> **TASK REQUIREMENTS**
Select the lines below containing the word "JSON".

> **RECORDS FOR THE EXERCISE**
-------------------------

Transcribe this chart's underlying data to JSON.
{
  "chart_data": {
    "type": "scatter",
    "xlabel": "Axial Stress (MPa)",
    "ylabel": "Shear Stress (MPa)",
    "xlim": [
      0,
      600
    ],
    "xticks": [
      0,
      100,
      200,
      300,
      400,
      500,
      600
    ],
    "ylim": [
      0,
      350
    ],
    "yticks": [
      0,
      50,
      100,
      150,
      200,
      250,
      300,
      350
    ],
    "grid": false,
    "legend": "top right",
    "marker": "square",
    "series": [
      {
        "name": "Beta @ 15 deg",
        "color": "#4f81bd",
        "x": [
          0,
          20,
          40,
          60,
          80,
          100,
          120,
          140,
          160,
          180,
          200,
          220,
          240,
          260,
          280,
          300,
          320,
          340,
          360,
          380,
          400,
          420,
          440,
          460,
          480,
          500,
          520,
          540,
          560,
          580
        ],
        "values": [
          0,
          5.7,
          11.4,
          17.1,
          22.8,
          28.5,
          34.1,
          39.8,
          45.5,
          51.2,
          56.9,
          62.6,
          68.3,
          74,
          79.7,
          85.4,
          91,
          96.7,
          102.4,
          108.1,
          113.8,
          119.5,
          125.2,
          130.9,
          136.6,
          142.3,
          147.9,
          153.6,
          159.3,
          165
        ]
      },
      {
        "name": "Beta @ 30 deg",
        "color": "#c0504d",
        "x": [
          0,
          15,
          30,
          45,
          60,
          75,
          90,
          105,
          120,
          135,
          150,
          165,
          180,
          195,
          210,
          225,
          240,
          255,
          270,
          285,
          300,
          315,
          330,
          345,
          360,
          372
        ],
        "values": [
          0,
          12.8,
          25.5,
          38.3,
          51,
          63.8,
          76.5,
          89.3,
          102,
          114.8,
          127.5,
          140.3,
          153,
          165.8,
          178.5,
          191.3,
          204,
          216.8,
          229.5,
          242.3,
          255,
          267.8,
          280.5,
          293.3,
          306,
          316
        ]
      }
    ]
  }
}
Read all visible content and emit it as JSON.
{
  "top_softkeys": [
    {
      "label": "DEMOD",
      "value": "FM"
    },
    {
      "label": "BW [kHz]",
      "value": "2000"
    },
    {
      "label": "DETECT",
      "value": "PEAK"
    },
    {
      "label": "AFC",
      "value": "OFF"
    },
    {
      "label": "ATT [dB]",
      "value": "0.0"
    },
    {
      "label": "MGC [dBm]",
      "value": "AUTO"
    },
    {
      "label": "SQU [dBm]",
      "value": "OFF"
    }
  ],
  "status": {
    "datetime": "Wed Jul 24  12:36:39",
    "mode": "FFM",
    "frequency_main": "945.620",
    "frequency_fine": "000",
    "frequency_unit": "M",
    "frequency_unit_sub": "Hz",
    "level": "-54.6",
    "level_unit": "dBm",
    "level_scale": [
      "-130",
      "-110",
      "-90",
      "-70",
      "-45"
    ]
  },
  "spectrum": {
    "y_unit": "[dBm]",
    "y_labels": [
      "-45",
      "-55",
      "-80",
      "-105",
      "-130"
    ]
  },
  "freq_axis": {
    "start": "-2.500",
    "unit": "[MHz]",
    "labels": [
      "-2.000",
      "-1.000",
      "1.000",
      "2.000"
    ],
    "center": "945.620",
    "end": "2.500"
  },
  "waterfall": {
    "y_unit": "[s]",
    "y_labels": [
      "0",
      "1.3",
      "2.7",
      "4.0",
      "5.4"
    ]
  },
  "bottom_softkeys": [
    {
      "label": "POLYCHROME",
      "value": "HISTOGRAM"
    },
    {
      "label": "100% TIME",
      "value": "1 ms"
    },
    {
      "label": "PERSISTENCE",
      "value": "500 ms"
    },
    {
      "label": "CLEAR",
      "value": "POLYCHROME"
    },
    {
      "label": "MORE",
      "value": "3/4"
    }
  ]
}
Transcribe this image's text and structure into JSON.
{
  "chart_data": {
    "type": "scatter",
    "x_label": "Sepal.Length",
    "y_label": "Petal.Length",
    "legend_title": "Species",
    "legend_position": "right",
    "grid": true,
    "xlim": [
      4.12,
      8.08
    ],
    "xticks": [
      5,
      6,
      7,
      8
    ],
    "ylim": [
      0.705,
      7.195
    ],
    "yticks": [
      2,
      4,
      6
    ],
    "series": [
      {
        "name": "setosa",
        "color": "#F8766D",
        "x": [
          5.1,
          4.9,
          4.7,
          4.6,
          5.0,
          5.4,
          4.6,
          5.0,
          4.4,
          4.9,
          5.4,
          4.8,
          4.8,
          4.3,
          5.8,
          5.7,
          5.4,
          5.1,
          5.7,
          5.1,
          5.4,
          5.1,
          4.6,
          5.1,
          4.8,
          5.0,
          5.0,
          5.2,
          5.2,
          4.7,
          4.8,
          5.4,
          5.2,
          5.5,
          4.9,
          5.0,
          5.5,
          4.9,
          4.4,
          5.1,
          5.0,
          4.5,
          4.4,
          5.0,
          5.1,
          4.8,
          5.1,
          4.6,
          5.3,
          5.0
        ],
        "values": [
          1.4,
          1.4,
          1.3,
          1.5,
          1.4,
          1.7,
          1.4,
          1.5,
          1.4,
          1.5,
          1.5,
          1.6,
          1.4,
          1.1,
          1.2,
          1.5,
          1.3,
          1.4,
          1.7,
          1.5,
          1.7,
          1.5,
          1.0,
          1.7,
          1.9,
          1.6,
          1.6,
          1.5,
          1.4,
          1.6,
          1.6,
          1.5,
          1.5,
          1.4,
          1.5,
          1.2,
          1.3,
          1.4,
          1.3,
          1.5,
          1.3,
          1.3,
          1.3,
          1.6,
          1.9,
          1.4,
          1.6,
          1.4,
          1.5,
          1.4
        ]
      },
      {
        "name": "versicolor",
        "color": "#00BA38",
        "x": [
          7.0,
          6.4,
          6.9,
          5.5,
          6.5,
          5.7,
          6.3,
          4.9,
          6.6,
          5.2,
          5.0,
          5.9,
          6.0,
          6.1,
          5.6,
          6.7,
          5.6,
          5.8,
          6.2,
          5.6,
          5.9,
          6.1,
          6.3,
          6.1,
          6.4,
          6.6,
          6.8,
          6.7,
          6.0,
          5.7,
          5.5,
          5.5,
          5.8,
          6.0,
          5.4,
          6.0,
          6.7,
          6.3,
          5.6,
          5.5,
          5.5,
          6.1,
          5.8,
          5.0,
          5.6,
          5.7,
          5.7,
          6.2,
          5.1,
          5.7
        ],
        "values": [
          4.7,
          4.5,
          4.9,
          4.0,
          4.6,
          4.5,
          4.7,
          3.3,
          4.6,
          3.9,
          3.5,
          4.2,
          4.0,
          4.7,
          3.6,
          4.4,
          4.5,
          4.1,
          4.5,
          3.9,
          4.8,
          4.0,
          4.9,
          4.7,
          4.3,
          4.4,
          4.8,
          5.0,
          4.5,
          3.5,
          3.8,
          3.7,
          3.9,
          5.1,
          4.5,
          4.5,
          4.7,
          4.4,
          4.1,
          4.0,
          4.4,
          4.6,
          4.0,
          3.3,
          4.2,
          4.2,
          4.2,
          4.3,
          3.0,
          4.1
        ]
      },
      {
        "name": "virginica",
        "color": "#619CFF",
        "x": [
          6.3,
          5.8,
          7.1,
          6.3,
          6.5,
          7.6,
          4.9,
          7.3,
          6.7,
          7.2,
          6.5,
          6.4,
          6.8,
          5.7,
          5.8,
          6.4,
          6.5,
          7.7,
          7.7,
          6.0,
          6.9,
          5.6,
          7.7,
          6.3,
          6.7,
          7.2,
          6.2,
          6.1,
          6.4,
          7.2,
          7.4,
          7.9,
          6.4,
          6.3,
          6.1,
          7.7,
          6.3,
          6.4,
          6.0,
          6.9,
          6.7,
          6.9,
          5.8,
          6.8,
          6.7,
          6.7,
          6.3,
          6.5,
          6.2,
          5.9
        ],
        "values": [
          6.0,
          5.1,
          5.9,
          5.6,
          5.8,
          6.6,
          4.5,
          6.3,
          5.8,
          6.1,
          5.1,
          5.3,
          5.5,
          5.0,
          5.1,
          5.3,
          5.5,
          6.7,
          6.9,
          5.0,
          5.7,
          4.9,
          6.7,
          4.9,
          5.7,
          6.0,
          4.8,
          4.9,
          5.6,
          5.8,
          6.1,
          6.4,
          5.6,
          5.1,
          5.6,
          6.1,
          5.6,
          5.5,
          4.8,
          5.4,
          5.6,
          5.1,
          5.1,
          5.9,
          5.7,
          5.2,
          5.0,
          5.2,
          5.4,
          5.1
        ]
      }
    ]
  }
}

-------------------------

> **FULL ANSWER**
Transcribe this chart's underlying data to JSON.
Read all visible content and emit it as JSON.
Transcribe this image's text and structure into JSON.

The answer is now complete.